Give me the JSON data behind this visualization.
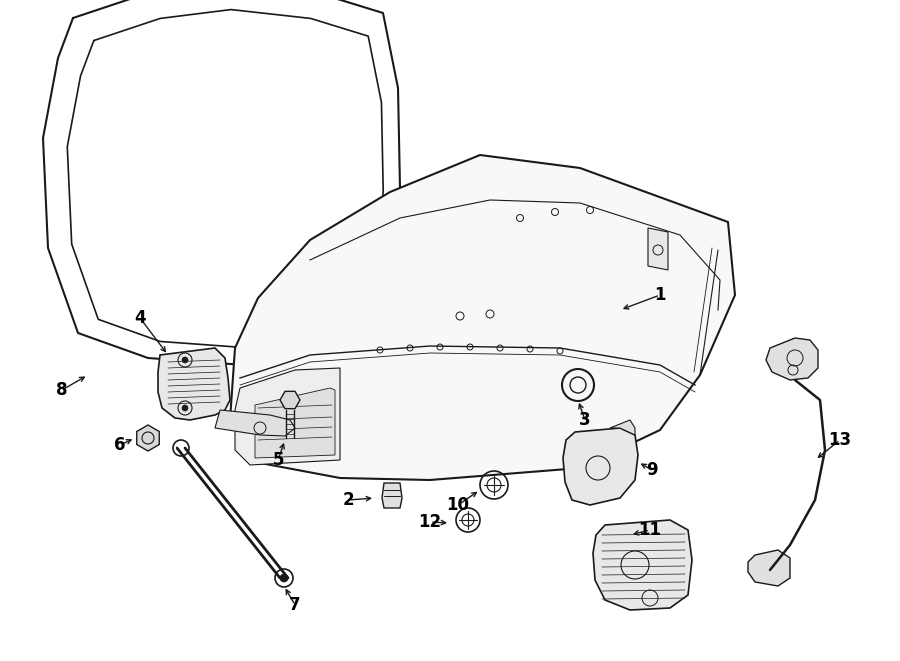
{
  "bg_color": "#ffffff",
  "line_color": "#1a1a1a",
  "label_color": "#000000",
  "fig_width": 9.0,
  "fig_height": 6.61,
  "dpi": 100
}
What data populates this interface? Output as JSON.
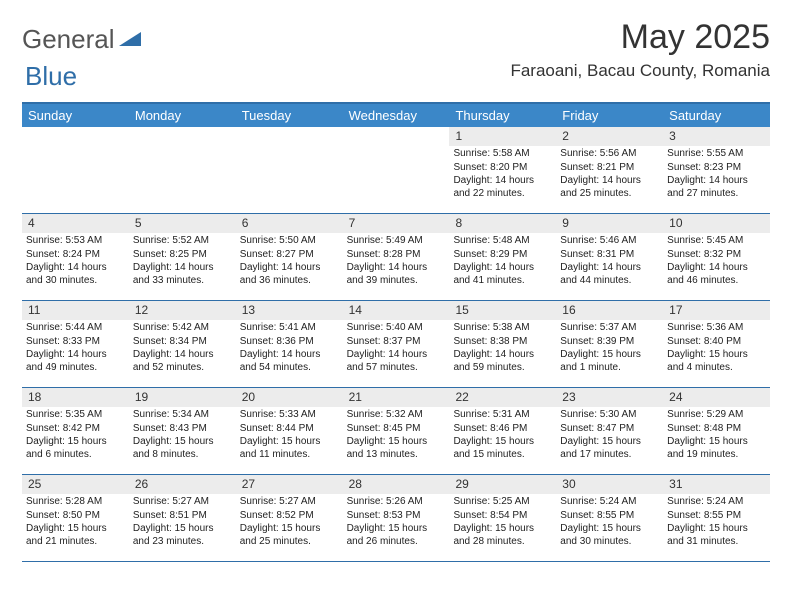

──────────────────────────────

Do this:
Leave out the pictures and transcribe everything else exactly.

The completed task:
Give me the JSON data behind this visualization.
{
  "bg_color": "#ffffff",
  "line_color": "#1a1a1a",
  "label_color": "#000000",
  "fig_width": 9.0,
  "fig_height": 6.61,
  "dpi": 100
}
What data populates this interface? Output as JSON.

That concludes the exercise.